[Transcribed page data]
#####

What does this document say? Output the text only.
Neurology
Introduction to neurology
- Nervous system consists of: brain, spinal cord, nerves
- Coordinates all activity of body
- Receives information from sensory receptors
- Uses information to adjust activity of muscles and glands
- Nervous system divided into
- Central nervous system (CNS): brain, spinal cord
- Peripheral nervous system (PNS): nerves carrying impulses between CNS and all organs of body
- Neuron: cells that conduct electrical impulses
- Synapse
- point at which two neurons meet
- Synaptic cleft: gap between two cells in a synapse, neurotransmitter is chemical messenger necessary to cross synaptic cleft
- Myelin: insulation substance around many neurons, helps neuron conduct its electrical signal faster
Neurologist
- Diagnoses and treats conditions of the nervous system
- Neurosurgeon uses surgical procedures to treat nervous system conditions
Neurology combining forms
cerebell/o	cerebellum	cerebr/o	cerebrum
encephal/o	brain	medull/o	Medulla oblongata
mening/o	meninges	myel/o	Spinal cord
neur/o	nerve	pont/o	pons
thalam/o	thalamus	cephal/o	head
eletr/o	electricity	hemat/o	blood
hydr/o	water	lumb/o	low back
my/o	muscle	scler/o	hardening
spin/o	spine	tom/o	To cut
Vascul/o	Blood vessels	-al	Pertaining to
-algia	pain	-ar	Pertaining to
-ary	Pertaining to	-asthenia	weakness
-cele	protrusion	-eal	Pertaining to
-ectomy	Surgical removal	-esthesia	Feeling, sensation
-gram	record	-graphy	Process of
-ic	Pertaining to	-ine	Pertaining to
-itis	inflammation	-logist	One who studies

#####

Aim of the exercise: Copy out all lines above holding "Pertaining".

The completed task:
Vascul/o	Blood vessels	-al	Pertaining to
-algia	pain	-ar	Pertaining to
-ary	Pertaining to	-asthenia	weakness
-cele	protrusion	-eal	Pertaining to
-ic	Pertaining to	-ine	Pertaining to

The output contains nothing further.